Stored data entries:
══════

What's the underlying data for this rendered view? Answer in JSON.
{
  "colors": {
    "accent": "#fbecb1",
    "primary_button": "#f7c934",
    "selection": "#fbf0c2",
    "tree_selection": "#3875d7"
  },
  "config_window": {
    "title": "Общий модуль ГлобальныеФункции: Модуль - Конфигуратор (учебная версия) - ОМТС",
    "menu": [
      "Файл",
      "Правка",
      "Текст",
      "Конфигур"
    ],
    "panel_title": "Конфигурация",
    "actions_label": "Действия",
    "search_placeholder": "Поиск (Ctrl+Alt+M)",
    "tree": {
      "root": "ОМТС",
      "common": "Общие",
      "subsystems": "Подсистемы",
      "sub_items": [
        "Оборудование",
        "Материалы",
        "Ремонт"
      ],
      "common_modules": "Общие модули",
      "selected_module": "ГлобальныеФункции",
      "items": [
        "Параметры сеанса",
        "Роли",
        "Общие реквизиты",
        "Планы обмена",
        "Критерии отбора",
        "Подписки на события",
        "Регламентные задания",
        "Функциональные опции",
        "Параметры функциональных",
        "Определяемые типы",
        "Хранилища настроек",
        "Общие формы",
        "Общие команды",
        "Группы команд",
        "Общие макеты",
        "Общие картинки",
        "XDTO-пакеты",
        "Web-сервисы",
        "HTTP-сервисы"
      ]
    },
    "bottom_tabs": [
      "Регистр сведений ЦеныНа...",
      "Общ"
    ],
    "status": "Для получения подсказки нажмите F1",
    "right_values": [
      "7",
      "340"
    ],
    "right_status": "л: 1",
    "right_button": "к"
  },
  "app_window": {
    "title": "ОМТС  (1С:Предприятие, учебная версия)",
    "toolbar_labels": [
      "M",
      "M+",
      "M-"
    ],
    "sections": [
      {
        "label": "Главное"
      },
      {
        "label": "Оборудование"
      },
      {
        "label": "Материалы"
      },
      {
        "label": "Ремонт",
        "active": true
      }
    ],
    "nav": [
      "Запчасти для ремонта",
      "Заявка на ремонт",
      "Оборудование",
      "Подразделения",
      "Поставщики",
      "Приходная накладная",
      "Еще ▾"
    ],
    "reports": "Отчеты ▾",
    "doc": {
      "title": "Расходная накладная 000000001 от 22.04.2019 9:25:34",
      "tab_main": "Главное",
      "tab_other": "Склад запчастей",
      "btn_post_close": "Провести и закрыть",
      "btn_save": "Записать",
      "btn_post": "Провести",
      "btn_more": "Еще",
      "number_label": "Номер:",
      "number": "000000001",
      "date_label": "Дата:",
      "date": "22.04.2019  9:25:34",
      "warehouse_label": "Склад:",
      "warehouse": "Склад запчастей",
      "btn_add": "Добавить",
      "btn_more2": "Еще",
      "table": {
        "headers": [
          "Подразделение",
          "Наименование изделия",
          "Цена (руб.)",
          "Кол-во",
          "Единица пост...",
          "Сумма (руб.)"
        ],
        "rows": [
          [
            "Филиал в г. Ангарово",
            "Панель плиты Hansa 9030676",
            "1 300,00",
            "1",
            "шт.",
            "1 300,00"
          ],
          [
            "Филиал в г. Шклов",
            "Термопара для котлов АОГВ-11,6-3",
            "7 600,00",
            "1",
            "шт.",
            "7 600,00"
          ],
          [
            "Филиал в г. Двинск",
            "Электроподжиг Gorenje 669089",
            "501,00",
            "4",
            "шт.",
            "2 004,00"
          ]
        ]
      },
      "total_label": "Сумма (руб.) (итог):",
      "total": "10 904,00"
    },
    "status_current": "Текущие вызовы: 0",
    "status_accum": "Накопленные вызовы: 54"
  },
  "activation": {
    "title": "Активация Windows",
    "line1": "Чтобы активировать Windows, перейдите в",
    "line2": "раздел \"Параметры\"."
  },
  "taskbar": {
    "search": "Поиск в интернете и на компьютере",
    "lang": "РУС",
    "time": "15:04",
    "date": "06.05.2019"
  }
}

══════

■ **AIM**
Report all lines of the data that include the word "Общие".

■ **TASK RESULT**
      "common": "Общие",
      "common_modules": "Общие модули",
        "Общие реквизиты",
        "Общие формы",
        "Общие команды",
        "Общие макеты",
        "Общие картинки",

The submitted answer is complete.